Stated problem: From the listing below, select every line where the word "månad" appears.

━━━━━━━━━━━━━━━━━━━━

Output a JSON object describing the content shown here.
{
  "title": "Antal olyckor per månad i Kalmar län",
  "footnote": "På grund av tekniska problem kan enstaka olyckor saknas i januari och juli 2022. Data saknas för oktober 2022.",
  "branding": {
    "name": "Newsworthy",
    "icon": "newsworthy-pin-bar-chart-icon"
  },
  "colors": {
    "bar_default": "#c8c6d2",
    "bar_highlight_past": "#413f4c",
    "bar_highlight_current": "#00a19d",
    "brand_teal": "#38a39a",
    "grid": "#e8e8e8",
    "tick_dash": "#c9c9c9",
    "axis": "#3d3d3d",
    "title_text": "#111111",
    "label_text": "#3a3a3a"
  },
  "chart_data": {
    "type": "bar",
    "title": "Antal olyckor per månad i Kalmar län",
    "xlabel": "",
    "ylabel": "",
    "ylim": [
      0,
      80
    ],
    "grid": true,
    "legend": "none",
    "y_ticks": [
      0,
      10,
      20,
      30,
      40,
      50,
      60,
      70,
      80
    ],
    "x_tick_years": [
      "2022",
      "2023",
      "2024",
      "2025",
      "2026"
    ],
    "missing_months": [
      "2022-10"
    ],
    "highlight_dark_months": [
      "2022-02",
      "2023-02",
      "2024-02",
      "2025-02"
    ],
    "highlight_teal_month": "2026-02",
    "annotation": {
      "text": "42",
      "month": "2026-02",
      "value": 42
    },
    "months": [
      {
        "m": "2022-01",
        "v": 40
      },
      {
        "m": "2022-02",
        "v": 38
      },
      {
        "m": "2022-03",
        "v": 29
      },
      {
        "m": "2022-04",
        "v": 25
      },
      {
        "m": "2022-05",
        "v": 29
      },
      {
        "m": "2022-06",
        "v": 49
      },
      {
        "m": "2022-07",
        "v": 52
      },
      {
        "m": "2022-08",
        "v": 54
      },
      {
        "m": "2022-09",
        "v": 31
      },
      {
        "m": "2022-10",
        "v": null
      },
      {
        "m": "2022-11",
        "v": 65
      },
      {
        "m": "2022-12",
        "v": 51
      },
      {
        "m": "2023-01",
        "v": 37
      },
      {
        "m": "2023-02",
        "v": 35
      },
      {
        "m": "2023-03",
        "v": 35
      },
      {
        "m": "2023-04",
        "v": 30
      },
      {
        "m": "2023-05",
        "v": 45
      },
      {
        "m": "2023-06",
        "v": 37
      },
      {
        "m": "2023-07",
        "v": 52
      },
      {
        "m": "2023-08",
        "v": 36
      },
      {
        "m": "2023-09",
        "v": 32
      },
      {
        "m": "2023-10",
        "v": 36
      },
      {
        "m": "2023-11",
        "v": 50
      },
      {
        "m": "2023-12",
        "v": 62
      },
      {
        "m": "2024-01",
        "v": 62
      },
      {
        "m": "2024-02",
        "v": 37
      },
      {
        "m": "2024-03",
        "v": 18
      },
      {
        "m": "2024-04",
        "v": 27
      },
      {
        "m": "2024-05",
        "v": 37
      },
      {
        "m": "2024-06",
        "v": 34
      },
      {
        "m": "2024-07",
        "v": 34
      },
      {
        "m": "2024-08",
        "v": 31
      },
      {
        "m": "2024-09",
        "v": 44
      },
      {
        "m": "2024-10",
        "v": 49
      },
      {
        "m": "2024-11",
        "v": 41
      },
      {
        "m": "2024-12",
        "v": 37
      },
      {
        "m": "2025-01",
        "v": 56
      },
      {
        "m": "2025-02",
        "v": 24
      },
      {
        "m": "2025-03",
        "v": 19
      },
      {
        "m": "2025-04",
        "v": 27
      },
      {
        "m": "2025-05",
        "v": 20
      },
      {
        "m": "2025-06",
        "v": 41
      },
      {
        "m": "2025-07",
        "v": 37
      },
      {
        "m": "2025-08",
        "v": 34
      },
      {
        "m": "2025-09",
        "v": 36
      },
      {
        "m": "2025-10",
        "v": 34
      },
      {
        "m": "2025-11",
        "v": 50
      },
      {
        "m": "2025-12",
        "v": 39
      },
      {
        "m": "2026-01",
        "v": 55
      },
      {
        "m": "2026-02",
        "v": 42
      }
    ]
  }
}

━━━━━━━━━━━━━━━━━━━━

Task solution:
  "title": "Antal olyckor per månad i Kalmar län",
    "title": "Antal olyckor per månad i Kalmar län",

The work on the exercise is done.